◆ Objective
Please count the lines in the listing below where the word "this" appears. Give the number only.

[Start Material to process]

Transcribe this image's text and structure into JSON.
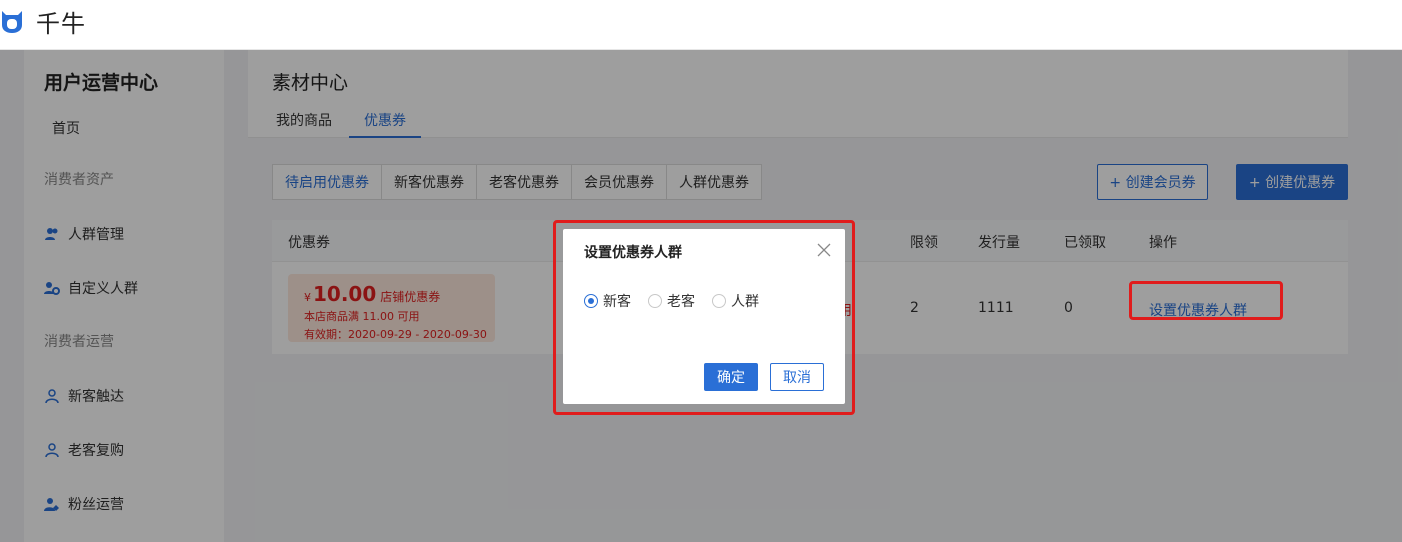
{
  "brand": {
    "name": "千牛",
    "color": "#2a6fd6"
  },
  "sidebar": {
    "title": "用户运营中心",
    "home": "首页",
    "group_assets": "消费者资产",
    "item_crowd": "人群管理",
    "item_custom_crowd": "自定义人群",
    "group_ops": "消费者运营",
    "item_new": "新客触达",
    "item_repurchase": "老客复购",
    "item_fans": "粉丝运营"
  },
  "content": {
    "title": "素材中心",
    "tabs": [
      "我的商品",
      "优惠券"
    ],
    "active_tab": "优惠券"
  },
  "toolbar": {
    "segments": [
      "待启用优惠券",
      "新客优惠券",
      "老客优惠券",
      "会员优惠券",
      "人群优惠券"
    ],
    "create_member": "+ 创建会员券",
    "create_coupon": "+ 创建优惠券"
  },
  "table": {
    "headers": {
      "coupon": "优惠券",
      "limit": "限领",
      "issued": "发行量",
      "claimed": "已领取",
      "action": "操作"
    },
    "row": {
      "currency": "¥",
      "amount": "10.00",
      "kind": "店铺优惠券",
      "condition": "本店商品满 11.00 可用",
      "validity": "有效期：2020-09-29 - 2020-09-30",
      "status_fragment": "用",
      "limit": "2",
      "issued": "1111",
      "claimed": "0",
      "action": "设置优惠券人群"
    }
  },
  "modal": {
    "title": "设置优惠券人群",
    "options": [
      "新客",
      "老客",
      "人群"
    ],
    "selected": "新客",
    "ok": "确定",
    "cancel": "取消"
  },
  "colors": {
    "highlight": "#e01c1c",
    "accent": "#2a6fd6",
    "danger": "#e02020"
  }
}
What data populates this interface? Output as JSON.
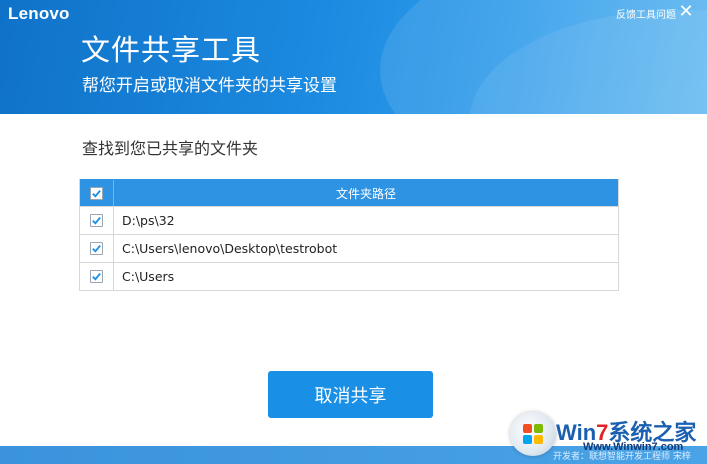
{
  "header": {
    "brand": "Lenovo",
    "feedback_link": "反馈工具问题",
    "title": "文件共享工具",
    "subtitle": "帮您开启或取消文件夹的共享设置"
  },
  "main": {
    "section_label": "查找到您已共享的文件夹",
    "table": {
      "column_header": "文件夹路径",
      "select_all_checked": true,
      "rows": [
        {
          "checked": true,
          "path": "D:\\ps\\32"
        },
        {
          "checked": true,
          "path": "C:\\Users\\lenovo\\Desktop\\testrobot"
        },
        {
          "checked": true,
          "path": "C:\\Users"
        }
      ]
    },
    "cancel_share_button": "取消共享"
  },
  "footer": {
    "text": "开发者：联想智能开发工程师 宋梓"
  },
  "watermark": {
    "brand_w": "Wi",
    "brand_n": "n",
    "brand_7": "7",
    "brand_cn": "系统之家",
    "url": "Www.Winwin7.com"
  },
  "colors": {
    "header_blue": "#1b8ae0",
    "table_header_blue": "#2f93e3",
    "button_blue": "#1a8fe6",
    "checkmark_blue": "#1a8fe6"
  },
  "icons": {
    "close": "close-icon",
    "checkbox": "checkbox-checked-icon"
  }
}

[End Material to process]

◆ The solution
2